---------- Input ----------
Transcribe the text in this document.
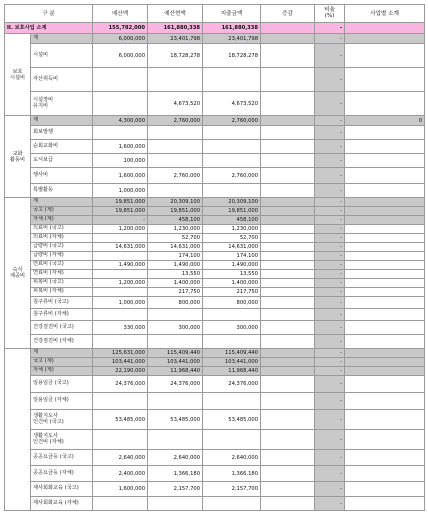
구 분		예산액	예산현액	지출금액	증감	비율
(%)	사업별 소계
II. 보호사업 소계		155,782,000	161,880,338	161,880,338		-	
보호
시설비	계	6,000,000	23,401,798	23,401,798		-	
	시설비	6,000,000	18,728,278	18,728,278		-	
	자산취득비					-	
	시설장비
유지비		4,673,520	4,673,520		-	
교화
활동비	계	4,300,000	2,760,000	2,760,000		-	0
	회보발행					-	
	순회교화비	1,600,000				-	
	도서보급	100,000				-	
	행사비	1,600,000	2,760,000	2,760,000		-	
	특별활동	1,000,000				-	
숙식
제공비	계	19,851,000	20,309,100	20,309,100		-	
	국고 (계)	19,851,000	19,851,000	19,851,000		-	
	자체 (계)	-	458,100	458,100		-	
	의료비 (국고)	1,200,000	1,230,000	1,230,000		-	
	의료비 (자체)		52,700	52,700		-	
	급량비 (국고)	14,631,000	14,631,000	14,631,000		-	
	급량비 (자체)		174,100	174,100		-	
	연료비 (국고)	1,490,000	1,490,000	1,490,000		-	
	연료비 (자체)		13,550	13,550		-	
	피복비 (국고)	1,200,000	1,400,000	1,400,000		-	
	피복비 (자체)		217,750	217,750		-	
	침구류비 (국고)	1,000,000	800,000	800,000		-	
	침구류비 (자체)					-	
	건강검진비 (국고)	330,000	300,000	300,000		-	
	건강검진비 (자체)					-	
	계	125,631,000	115,409,440	115,409,440		-	
	국고 (계)	103,441,000	103,441,000	103,441,000		-	
	자체 (계)	22,190,000	11,968,440	11,968,440		-	
	일용임금 (국고)	24,376,000	24,376,000	24,376,000		-	
	일용임금 (자체)					-	
	생활지도사
인건비 (국고)	53,485,000	53,485,000	53,485,000		-	
	생활지도사
인건비 (자체)					-	
	공공요금등 (국고)	2,640,000	2,640,000	2,640,000		-	
	공공요금등 (자체)	2,400,000	1,366,180	1,366,180		-	
	재사회화교육 (국고)	1,600,000	2,157,700	2,157,700		-	
	재사회화교육 (자체)					-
----------
Exercise directions: Pick out all lines containing the string "일용임금".

Exercise response:
	일용임금 (국고)	24,376,000	24,376,000	24,376,000		-	
	일용임금 (자체)					-	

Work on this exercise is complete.